**PROVIDED TEXT:**

--------------------------------

2.3 Plant Classification
The geobotanical description and identification of the species was carried out “in situ,” following the methodology and traditional techniques used in Plant Taxonomy; when needed, some specimens were herborized. The nomenclature of the taxa used followed that adopted in Flora Ibérica (Castroviejo, 1986) or in Flora Europea (Tutin et al., 1964) and, failing that, it followed the criteria established in Fernández Prieto et al. (2014), except in the case of the botanical families of Grasses (Poaceae) and the Betula genus, for which the criteria proposed by Hubbard (1985) and Ashburner and Mc Allister (2013) were used, respectively. The plants were also classified by strata in vegetation-covered areas (Arboreal (> 7 m), arborescent (3–7), shrubby (1–3), sub-arbustive (0.5–1), herbaceous (< 0.5), and bryophytes (mosses, lichens, and fungi)).
2.4 Plant Sampling and Analyses
From the final selection of plants obtained, and based on the CoI described above (see results), three replicates of each plant were taken and placed in plastic bags. Samples were sorted by hand to separate plant structures (leaves and root samples). These were then thoroughly washed with tap water several times followed by distilled water, then cleaned using an ultrasonic bath to remove external contamination, and subsequently dried at room temperature for 2 weeks.
Samples were ground in a universal rotor and variable speed Ultra Centrifugal Mill ZM 200 (Retsch) (from 6.000 to 20.000 rpm). The milled samples were collected in stainless steel containers, homogenized, and screened to a size less of than 50 µm.

--------------------------------

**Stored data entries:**

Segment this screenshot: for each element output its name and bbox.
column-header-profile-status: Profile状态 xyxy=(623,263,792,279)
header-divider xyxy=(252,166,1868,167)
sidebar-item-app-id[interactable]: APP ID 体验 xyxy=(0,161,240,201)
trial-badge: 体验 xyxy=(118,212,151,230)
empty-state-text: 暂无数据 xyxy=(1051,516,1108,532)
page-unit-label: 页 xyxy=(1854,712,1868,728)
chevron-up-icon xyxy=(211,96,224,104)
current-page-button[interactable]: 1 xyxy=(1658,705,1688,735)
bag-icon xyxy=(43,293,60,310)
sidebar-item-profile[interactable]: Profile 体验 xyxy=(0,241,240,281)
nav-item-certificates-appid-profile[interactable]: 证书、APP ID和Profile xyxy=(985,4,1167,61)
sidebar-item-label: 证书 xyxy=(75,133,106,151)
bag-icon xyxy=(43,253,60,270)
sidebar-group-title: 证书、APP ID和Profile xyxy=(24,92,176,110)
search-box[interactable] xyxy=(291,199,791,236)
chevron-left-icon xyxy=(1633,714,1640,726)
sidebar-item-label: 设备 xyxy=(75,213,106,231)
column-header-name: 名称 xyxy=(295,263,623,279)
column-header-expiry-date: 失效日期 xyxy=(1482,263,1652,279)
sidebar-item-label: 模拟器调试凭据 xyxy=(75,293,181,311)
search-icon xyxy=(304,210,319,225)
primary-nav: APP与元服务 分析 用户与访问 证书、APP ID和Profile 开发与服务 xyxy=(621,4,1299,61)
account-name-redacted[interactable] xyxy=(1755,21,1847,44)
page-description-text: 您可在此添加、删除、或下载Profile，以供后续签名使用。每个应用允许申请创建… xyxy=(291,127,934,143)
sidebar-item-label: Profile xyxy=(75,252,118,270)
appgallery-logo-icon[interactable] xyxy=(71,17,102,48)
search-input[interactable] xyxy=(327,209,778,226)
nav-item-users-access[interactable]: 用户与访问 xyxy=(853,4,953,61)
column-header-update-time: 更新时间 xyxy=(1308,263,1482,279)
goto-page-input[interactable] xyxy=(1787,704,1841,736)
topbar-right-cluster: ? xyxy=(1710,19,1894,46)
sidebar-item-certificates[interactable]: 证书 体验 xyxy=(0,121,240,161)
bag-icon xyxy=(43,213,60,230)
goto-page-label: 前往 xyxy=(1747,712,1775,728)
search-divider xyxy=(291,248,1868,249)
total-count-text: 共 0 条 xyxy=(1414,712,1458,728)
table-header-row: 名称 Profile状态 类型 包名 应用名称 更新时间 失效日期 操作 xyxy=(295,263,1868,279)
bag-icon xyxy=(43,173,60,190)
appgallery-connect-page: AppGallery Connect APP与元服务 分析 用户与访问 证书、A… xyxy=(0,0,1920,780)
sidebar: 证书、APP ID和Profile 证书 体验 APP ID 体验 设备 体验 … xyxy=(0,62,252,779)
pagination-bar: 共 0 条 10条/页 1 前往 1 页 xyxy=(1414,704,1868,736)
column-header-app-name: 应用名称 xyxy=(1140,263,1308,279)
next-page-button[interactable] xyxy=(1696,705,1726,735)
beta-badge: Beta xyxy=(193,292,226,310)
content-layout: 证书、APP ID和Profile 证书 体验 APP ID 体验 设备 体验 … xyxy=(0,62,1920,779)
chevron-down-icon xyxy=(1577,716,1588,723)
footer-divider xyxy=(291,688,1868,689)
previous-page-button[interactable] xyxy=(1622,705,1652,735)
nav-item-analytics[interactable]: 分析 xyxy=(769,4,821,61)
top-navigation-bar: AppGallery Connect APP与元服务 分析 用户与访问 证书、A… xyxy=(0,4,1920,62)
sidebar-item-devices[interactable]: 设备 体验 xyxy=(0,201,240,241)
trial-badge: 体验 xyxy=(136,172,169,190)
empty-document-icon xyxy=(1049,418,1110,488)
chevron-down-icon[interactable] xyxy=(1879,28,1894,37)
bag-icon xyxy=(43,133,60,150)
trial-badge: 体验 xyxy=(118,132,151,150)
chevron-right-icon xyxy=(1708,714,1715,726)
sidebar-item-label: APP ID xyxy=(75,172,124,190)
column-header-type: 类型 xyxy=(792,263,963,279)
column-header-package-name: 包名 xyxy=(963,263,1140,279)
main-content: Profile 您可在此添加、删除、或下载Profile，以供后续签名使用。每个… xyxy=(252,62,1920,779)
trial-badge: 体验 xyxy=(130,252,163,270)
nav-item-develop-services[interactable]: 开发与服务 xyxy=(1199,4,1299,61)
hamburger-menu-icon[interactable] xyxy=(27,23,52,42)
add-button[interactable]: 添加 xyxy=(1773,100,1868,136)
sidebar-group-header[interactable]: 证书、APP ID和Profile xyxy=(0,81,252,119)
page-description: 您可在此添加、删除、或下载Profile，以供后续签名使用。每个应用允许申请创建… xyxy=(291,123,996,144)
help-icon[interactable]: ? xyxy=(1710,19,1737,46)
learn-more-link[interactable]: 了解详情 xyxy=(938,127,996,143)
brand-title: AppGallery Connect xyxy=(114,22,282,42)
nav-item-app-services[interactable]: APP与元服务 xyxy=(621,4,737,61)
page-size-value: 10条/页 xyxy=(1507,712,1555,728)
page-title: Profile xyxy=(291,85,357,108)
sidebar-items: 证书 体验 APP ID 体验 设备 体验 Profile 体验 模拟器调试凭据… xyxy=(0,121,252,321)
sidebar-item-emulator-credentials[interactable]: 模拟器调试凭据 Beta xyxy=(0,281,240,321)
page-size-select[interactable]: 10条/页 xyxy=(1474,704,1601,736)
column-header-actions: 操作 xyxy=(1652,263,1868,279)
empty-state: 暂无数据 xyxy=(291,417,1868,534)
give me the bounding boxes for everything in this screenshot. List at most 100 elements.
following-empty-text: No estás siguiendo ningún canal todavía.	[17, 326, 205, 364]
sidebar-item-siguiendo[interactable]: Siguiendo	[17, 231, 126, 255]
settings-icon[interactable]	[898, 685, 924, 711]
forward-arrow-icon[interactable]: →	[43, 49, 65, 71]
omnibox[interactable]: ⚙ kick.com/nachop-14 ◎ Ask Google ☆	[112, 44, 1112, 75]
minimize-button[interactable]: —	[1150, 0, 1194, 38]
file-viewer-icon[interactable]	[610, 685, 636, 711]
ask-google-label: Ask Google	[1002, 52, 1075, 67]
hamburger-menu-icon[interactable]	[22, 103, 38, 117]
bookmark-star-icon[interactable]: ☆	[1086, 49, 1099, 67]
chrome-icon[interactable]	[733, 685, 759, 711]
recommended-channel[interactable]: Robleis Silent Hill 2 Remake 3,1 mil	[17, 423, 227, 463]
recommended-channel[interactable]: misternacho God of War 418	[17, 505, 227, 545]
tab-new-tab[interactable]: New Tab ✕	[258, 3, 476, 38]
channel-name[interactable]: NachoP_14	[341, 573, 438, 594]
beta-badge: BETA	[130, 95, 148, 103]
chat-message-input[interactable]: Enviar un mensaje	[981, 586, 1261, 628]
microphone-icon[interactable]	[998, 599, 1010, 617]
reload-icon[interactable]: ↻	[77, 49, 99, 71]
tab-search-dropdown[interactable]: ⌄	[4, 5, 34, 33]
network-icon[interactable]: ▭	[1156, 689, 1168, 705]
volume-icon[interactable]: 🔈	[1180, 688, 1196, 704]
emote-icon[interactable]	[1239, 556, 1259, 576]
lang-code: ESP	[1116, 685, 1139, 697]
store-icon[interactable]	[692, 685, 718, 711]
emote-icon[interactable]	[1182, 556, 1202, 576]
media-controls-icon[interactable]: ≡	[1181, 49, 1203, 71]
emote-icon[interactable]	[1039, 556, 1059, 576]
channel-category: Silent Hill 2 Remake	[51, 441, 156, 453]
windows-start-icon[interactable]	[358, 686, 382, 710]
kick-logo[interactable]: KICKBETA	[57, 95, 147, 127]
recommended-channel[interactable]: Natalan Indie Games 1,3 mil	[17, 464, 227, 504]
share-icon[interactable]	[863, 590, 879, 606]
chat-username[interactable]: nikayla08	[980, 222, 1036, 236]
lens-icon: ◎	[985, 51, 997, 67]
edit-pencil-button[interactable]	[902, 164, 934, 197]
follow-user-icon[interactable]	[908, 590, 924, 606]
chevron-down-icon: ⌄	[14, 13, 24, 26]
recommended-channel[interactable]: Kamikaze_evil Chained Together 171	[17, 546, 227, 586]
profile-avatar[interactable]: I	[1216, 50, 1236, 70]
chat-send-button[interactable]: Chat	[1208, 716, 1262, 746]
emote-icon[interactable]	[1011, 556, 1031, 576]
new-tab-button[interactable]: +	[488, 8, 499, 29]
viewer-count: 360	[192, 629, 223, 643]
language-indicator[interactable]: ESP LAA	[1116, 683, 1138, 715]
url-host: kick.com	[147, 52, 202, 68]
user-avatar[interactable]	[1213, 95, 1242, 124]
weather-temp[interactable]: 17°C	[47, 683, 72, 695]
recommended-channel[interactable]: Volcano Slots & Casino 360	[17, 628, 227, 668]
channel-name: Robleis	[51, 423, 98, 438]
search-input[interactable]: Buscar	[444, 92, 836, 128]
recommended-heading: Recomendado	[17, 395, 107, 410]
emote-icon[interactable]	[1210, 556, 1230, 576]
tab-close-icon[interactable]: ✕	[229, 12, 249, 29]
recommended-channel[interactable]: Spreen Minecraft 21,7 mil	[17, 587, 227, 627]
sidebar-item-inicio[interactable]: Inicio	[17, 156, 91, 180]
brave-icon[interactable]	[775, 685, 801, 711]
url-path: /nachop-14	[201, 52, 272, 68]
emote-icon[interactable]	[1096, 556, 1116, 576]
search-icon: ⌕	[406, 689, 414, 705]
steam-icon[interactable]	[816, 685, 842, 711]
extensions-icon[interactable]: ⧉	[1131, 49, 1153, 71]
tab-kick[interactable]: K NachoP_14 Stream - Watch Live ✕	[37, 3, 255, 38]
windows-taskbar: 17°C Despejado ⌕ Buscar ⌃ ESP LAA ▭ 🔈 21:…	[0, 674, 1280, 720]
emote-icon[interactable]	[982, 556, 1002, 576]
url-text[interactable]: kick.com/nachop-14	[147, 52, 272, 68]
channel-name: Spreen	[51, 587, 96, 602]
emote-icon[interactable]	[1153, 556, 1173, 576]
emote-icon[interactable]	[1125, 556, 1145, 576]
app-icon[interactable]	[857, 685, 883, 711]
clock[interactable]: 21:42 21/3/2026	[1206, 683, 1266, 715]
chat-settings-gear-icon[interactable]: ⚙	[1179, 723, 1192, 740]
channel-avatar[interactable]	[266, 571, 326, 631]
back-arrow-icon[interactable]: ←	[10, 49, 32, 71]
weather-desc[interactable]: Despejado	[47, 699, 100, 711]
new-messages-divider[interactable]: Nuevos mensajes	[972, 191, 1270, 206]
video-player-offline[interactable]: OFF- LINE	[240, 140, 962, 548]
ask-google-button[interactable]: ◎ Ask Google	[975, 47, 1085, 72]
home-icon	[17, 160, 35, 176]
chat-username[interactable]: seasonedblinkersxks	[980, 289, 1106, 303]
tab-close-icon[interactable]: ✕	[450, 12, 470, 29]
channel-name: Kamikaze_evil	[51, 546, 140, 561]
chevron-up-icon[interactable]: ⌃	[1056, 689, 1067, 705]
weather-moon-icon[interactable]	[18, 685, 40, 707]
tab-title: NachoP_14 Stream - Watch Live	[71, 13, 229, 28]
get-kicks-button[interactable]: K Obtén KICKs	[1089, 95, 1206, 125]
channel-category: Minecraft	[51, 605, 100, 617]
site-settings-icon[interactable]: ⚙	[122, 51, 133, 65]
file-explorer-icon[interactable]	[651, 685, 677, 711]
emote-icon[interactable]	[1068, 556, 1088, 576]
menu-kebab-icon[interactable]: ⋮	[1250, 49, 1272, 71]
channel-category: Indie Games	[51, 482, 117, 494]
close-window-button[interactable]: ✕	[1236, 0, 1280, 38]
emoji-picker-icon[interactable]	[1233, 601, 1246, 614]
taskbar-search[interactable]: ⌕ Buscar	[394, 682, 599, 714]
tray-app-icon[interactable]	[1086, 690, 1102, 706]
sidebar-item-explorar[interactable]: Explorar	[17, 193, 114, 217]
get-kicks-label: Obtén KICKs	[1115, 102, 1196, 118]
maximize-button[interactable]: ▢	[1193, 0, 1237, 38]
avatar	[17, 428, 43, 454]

--------------------------------

**ACTION ITEM A:** In the passage on plant classification and sampling, transcribe the wording from "2.4 Plant Sampling" to "for 2 weeks.".
**ACTION ITEM B:**
Answer these questions using the passage on plant classification and sampling:
(i) Whose criteria were used for the Betula genus?
(ii) How many replicates of each plant were taken?
(iii) For how long were the samples dried at room temperature?

**WRITTEN REPLY A:**
2.4 Plant Sampling and Analyses
From the final selection of plants obtained, and based on the CoI described above (see results), three replicates of each plant were taken and placed in plastic bags. Samples were sorted by hand to separate plant structures (leaves and root samples). These were then thoroughly washed with tap water several times followed by distilled water, then cleaned using an ultrasonic bath to remove external contamination, and subsequently dried at room temperature for 2 weeks.

**WRITTEN REPLY B:**
(i) Ashburner and Mc Allister (2013)
(ii) Three
(iii) 2 weeks